* **Directive**
Set the listing down unchanged, minus every embedded image.

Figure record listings
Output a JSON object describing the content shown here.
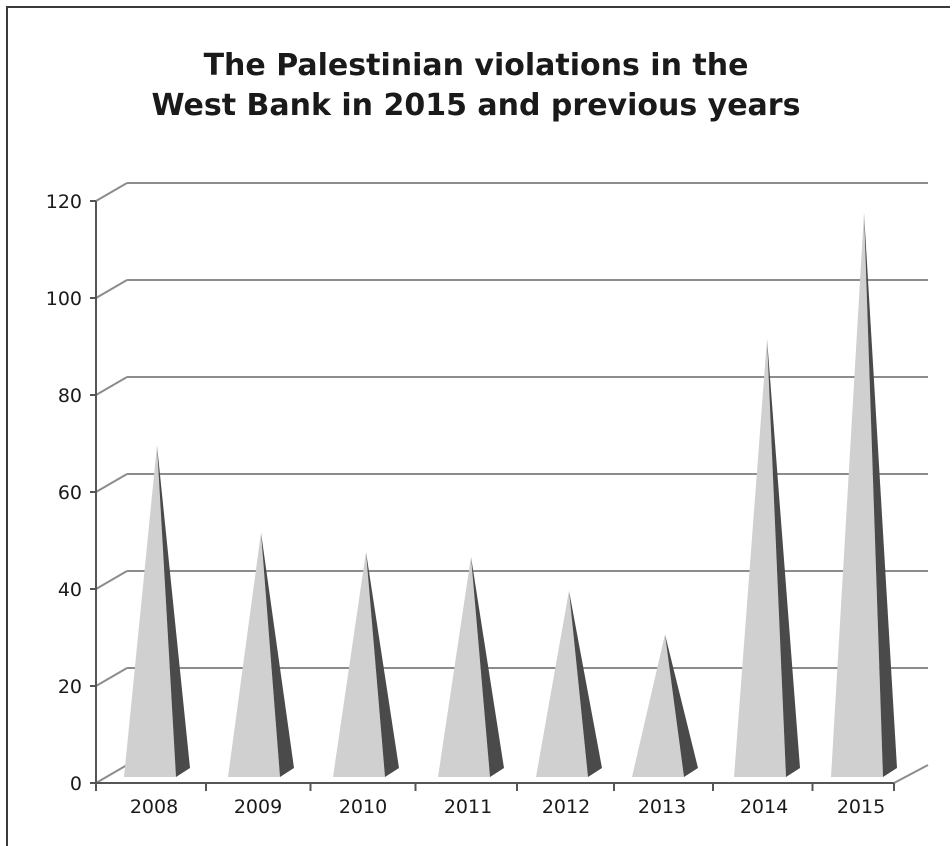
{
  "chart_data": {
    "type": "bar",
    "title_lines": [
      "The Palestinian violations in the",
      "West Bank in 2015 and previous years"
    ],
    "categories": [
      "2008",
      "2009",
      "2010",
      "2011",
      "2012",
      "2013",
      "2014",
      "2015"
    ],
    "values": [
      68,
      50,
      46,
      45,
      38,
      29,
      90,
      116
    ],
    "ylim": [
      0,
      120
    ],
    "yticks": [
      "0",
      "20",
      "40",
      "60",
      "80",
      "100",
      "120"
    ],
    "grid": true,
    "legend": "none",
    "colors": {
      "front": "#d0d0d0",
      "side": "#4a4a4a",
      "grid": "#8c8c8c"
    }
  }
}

* **The solution**
Output a JSON object describing the content shown here.
{
  "chart_data": {
    "type": "bar",
    "title_lines": [
      "The Palestinian violations in the",
      "West Bank in 2015 and previous years"
    ],
    "categories": [
      "2008",
      "2009",
      "2010",
      "2011",
      "2012",
      "2013",
      "2014",
      "2015"
    ],
    "values": [
      68,
      50,
      46,
      45,
      38,
      29,
      90,
      116
    ],
    "ylim": [
      0,
      120
    ],
    "yticks": [
      "0",
      "20",
      "40",
      "60",
      "80",
      "100",
      "120"
    ],
    "grid": true,
    "legend": "none",
    "colors": {
      "front": "#d0d0d0",
      "side": "#4a4a4a",
      "grid": "#8c8c8c"
    }
  }
}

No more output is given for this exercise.